[Data excerpts]
+-------+

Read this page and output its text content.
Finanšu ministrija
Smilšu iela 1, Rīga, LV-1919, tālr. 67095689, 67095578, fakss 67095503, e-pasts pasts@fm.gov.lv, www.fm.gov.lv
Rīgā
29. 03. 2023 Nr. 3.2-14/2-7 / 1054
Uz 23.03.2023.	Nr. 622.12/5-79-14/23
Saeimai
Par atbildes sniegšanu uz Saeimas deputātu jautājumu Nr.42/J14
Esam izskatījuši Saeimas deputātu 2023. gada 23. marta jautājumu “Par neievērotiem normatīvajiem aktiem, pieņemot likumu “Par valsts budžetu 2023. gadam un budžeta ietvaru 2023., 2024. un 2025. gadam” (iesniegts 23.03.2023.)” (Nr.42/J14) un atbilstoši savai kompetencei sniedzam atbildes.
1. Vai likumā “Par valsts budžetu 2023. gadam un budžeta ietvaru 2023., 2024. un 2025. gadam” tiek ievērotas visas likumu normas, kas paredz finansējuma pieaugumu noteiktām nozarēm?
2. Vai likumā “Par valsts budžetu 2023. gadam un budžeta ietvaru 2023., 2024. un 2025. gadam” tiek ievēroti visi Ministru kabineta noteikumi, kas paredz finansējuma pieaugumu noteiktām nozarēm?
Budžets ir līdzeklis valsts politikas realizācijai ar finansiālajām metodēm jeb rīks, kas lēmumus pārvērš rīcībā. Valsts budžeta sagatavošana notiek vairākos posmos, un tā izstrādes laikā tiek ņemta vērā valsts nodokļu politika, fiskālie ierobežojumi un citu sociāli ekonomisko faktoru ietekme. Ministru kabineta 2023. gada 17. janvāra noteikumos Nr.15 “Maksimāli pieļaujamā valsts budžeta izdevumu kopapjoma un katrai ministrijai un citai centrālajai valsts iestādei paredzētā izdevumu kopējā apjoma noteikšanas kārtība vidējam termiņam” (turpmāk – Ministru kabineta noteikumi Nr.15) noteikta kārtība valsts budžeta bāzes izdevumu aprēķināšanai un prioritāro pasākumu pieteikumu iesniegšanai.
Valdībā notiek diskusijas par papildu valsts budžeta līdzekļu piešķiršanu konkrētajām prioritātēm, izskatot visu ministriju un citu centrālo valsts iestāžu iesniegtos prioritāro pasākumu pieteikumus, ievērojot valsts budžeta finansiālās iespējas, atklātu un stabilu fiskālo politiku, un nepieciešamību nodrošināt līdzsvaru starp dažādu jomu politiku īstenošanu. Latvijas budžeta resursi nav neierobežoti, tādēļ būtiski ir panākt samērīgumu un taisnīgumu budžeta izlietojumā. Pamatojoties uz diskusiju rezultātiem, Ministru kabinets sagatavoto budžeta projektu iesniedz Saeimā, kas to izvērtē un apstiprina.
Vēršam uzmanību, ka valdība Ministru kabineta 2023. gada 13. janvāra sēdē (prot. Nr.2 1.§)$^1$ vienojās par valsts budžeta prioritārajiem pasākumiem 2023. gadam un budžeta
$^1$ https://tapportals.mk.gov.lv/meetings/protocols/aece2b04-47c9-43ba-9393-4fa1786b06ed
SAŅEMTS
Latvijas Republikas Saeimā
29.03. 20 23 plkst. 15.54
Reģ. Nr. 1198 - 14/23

+-------+

Stated task: Copy all lines from the material that include "finansējuma".

Answer to this exercise:
1. Vai likumā “Par valsts budžetu 2023. gadam un budžeta ietvaru 2023., 2024. un 2025. gadam” tiek ievērotas visas likumu normas, kas paredz finansējuma pieaugumu noteiktām nozarēm?
2. Vai likumā “Par valsts budžetu 2023. gadam un budžeta ietvaru 2023., 2024. un 2025. gadam” tiek ievēroti visi Ministru kabineta noteikumi, kas paredz finansējuma pieaugumu noteiktām nozarēm?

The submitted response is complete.